PASSAGE SHOWN:
===============

Canceling the pipeline

When Dominion Energy proposed the 600-mile ACP in 2015, the company said it was needed to diversify the region’s energy mix as more coal-fired plants retire. Construction began in 2017, after the project was approved by the Federal Energy Regulatory Commission.

But after years of legal battles — mostly from environmental groups arguing FERC had overlooked impacts on climate change, and on local water systems and utilities — the companies pulled the plug on both the main pipeline and the smaller Supply Header pipeline, the offshoot that was going to run across the Mills property in Doddridge County.

“At that point, a lot of times people throw in the towel,” said Megan Gibson, an attorney who advocates for landowners with the Washington, D.C.- based Niskanen Center. “‘We’re done, we won, the pipeline’s dead.’ For landowners, that’s obviously not true.”

Among the three states, FERC documents say the proposed pipeline would’ve crossed more than 2,600 easements, covering nearly 4,300 acres of land — all of which Duke and Dominion now own the rights to.

===============

SUPPLIED DATA:
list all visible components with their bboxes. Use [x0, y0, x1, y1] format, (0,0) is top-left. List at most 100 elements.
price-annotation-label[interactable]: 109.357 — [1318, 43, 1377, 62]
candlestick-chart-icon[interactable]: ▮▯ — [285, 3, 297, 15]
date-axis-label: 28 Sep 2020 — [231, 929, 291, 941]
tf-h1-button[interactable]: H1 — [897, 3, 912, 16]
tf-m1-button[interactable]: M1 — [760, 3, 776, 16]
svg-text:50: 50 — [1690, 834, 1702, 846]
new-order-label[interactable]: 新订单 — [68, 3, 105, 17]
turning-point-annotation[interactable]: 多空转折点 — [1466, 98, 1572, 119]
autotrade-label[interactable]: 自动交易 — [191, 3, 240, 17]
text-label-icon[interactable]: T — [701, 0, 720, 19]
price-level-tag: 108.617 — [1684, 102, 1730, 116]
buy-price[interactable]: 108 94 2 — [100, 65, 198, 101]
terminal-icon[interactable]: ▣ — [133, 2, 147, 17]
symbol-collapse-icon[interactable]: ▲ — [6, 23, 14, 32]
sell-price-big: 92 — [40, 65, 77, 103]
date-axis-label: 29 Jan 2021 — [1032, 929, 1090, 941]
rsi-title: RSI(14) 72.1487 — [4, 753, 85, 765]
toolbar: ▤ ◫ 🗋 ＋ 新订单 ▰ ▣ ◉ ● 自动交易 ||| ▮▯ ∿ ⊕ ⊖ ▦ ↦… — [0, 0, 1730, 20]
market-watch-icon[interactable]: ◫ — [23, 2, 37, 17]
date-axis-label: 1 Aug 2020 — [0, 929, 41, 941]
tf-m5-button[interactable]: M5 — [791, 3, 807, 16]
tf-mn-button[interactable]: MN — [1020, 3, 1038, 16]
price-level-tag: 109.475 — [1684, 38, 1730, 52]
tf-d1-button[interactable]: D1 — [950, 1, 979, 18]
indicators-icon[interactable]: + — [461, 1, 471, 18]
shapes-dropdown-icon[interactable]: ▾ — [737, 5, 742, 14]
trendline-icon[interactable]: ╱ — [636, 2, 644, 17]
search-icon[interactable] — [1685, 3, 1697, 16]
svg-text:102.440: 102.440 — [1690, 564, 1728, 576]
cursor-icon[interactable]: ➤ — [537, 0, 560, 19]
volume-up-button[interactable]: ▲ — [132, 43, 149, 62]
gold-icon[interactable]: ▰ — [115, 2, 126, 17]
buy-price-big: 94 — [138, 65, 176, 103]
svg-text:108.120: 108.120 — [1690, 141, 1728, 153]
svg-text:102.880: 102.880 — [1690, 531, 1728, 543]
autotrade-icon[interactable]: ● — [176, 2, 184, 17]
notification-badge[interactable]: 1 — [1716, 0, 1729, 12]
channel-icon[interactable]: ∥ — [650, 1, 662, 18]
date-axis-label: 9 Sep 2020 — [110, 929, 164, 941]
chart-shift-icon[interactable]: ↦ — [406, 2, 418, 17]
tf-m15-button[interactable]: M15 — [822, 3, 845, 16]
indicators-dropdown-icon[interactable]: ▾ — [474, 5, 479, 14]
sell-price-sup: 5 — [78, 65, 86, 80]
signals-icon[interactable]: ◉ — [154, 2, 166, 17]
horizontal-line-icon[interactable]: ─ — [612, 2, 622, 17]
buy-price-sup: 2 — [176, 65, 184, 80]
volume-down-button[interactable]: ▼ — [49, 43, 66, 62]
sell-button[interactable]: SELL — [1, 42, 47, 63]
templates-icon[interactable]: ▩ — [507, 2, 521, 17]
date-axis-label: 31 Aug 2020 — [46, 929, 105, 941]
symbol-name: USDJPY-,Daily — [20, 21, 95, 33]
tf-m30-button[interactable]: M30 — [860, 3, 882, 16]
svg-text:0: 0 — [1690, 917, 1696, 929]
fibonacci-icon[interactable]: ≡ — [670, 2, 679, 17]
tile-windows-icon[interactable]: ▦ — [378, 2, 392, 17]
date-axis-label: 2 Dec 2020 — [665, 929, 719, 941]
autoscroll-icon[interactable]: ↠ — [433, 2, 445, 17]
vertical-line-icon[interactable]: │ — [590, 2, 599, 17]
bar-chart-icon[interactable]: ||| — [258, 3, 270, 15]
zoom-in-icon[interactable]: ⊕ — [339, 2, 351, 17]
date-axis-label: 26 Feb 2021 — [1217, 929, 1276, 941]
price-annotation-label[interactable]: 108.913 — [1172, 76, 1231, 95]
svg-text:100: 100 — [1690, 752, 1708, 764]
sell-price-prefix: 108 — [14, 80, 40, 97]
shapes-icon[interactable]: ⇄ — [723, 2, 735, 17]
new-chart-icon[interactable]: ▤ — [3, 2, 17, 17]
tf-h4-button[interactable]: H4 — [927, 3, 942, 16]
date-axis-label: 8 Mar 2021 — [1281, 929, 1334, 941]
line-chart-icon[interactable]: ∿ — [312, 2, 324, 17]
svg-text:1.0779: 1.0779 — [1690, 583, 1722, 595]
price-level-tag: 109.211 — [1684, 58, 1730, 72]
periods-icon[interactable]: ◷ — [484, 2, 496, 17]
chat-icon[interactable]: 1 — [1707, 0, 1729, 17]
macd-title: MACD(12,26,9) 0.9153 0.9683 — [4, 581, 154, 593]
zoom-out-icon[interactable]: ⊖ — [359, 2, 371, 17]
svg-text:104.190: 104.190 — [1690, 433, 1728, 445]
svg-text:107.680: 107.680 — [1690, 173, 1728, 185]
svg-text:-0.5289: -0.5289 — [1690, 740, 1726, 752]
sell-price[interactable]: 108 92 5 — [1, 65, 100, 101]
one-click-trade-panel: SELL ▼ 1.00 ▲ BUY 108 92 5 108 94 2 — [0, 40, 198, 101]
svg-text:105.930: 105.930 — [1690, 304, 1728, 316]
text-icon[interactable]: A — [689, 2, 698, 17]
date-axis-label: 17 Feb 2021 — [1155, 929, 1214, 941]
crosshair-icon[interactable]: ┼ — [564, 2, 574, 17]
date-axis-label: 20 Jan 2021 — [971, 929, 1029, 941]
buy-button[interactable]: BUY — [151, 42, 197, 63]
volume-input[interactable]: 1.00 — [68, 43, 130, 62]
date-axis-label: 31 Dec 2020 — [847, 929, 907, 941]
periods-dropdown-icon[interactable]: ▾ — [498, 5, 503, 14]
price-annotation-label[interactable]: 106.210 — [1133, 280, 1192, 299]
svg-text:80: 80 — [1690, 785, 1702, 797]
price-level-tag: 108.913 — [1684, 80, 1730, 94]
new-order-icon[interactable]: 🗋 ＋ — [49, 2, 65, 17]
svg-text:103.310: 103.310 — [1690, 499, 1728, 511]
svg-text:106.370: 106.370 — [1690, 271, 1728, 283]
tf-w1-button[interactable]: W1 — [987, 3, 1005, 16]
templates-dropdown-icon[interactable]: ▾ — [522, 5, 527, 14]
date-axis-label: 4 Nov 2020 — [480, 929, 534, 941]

===============

TASKS TO PERFORM:
1 – In the passage on the canceled pipeline, what reason did Dominion Energy give for needing the ACP when it proposed the project?
2 – Answer these questions using the passage on the canceled pipeline.
(a) In what year did construction on the ACP begin?
(b) In which county is the Mills property that the Supply Header pipeline was going to cross?
(c) According to FERC documents, how many easements would the proposed pipeline have crossed?
3 – Continue the passage on the canceled pipeline from where it stops.

WRITTEN ANSWERS:
1 – Dominion Energy said the pipeline was needed to diversify the region's energy mix as more coal-fired plants retire.

2 –
(a) 2017
(b) Doddridge County
(c) More than 2,600

3 –
Some landowners have miles of the pipeline already installed on their properties. Contractors for Duke and Dominion also cleared trees along more than 110 miles across West Virginia, Virginia and North Carolina, leaving about half of the felled trees on the property.

“Even if there’s nothing visible out on the land, there’s a public record out at the courthouse that restricts that landowner’s rights and that property’s value,” said Isak Howell, an attorney representing landowners. “The easements all prohibit building a structure. That means if you want to put a barn there, you cannot. If you want to put a house or shed there, you cannot. And the company has the right to come onto the property to do what they want.”

Right now, the future of these easements is an open question, as the energy companies seek approval from federal regulators on a plan to restore the land they already started preparing for the pipeline.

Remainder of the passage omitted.